■ Given problem ■
Check every line below for the string "from", and copy the lines that contain it.
──────────────────────────────
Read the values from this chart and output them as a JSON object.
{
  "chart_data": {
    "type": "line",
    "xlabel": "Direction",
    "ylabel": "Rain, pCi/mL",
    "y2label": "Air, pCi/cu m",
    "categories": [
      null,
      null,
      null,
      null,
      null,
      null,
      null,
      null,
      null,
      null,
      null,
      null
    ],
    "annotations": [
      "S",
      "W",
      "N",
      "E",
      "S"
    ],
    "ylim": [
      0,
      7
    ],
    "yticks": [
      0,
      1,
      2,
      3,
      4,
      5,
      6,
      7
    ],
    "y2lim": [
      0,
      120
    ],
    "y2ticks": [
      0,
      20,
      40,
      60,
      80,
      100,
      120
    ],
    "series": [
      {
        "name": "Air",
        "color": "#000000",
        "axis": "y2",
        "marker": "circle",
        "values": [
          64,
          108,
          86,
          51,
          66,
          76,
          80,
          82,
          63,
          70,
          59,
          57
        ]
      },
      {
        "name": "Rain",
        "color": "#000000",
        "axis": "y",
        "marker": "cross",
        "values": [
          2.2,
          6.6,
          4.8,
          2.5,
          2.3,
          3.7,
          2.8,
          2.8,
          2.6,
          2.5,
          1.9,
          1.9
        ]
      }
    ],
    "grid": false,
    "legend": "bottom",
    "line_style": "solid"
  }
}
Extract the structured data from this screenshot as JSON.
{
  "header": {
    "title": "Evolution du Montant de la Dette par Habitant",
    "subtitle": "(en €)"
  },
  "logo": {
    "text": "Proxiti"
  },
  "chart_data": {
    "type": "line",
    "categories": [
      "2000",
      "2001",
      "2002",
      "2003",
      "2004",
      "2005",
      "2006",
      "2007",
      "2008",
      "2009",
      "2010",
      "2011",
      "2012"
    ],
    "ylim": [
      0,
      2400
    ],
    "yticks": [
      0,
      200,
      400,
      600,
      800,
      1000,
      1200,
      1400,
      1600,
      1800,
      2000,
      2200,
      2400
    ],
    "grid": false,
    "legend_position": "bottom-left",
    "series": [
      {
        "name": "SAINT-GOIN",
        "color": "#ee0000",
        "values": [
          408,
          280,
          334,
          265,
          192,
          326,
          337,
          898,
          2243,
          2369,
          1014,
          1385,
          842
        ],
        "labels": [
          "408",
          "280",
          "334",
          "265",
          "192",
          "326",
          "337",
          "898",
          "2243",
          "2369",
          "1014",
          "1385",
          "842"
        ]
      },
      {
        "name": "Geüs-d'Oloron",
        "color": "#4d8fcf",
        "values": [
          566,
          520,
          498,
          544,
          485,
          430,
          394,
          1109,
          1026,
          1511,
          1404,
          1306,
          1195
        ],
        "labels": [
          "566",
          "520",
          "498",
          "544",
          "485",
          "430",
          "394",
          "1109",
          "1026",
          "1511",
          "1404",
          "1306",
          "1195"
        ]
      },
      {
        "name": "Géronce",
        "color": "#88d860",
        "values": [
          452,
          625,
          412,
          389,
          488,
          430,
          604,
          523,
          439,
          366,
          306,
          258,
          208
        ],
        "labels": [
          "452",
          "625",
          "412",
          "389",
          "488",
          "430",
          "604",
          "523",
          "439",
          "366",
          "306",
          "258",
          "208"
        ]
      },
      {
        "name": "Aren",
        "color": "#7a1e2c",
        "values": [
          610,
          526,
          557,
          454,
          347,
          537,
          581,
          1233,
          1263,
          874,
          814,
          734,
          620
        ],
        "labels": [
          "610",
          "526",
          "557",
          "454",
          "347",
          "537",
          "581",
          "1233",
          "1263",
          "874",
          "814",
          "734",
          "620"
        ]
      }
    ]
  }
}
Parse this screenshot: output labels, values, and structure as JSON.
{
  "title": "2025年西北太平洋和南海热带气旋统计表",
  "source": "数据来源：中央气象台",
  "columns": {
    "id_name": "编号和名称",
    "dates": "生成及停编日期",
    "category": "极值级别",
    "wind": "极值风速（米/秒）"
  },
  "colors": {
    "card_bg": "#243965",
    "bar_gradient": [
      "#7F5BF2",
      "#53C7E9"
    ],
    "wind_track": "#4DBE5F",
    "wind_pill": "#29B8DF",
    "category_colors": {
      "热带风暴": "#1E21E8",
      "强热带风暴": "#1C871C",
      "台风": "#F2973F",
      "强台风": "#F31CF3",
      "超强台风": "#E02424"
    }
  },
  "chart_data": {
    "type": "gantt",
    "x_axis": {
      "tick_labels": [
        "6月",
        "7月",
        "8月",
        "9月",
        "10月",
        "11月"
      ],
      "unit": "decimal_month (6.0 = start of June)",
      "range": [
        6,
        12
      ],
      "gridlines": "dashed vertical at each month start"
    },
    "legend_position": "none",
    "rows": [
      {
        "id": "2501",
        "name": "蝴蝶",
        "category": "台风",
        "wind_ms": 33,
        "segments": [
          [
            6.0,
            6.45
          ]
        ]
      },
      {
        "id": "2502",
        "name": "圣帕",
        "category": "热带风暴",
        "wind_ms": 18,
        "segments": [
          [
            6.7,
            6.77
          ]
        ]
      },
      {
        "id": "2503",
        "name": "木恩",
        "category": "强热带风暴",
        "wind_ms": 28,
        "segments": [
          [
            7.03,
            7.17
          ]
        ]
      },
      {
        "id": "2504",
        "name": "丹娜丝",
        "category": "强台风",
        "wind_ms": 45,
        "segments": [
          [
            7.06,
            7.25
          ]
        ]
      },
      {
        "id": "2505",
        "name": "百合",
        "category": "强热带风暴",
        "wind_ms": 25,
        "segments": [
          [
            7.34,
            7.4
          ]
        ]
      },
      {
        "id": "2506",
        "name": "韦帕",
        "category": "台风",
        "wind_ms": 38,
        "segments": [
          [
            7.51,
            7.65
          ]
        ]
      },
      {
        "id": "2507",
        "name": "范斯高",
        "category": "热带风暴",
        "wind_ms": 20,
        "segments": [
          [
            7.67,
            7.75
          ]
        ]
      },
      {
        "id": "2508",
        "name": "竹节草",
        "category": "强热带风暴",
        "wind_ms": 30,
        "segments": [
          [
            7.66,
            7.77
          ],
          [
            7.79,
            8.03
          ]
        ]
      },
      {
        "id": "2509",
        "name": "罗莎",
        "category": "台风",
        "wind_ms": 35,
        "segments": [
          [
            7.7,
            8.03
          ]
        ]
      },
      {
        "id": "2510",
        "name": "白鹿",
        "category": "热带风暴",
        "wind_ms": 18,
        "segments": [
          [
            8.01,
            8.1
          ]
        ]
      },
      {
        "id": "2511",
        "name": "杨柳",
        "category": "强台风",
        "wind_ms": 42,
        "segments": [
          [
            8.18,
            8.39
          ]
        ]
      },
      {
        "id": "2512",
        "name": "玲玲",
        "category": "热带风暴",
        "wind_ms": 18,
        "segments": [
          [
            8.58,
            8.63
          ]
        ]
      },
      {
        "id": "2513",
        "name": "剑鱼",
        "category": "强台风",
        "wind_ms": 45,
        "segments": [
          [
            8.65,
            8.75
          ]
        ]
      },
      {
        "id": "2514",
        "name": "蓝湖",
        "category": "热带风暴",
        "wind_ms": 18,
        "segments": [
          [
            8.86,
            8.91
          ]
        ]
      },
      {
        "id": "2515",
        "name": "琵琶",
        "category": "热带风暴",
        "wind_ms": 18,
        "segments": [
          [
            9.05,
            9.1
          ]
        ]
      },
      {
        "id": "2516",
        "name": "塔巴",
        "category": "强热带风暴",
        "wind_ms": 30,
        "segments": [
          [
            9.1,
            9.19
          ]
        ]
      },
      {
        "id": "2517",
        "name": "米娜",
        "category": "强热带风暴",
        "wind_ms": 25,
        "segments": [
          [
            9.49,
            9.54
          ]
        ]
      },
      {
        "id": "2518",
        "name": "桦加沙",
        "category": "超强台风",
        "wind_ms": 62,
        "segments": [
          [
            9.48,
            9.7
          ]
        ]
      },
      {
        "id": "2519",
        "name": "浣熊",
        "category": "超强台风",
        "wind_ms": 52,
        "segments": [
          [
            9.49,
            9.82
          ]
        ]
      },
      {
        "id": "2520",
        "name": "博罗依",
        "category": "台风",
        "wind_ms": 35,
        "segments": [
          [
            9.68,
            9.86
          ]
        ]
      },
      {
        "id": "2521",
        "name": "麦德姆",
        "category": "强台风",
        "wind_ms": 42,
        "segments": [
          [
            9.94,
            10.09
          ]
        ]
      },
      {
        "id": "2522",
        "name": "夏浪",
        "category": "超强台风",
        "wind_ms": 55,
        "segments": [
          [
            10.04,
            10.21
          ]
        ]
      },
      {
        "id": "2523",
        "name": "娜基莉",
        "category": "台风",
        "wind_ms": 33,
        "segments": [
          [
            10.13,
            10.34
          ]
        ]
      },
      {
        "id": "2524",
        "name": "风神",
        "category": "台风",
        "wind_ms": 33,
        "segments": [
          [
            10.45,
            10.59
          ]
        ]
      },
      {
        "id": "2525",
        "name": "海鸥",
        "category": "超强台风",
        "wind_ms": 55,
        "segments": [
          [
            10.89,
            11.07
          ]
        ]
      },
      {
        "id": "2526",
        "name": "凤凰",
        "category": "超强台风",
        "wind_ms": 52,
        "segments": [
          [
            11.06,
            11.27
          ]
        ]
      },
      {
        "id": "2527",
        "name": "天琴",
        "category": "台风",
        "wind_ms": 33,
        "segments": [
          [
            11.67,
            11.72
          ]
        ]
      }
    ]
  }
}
──────────────────────────────
■ Output of the task ■
Read the values from this chart and output them as a JSON object.
Extract the structured data from this screenshot as JSON.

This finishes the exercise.